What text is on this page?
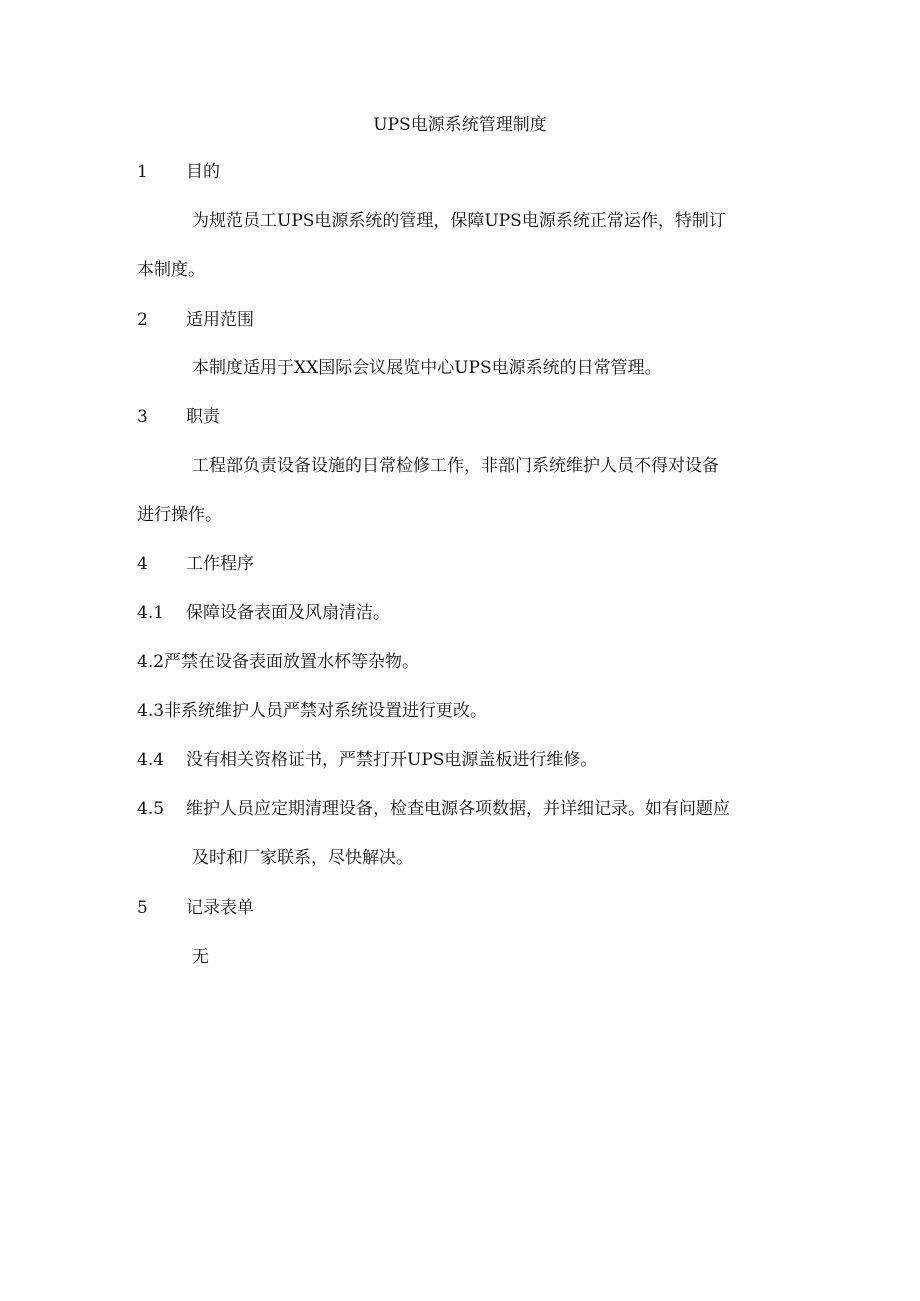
UPS电源系统管理制度
1 目的
为规范员工UPS电源系统的管理，保障UPS电源系统正常运作，特制订
本制度。
2 适用范围
本制度适用于XX国际会议展览中心UPS电源系统的日常管理。
3 职责
工程部负责设备设施的日常检修工作，非部门系统维护人员不得对设备
进行操作。
4 工作程序
4.1 保障设备表面及风扇清洁。
4.2严禁在设备表面放置水杯等杂物。
4.3非系统维护人员严禁对系统设置进行更改。
4.4 没有相关资格证书，严禁打开UPS电源盖板进行维修。
4.5 维护人员应定期清理设备，检查电源各项数据，并详细记录。如有问题应
及时和厂家联系，尽快解决。
5 记录表单
无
········
— DESCRIPTION OF THE TASK —
Would you return the data exactly as written, without the pictures?

— OUTPUT FOR THIS EXERCISE —
What text is on this page?
UPS电源系统管理制度
1 目的
为规范员工UPS电源系统的管理，保障UPS电源系统正常运作，特制订
本制度。
2 适用范围
本制度适用于XX国际会议展览中心UPS电源系统的日常管理。
3 职责
工程部负责设备设施的日常检修工作，非部门系统维护人员不得对设备
进行操作。
4 工作程序
4.1 保障设备表面及风扇清洁。
4.2严禁在设备表面放置水杯等杂物。
4.3非系统维护人员严禁对系统设置进行更改。
4.4 没有相关资格证书，严禁打开UPS电源盖板进行维修。
4.5 维护人员应定期清理设备，检查电源各项数据，并详细记录。如有问题应
及时和厂家联系，尽快解决。
5 记录表单
无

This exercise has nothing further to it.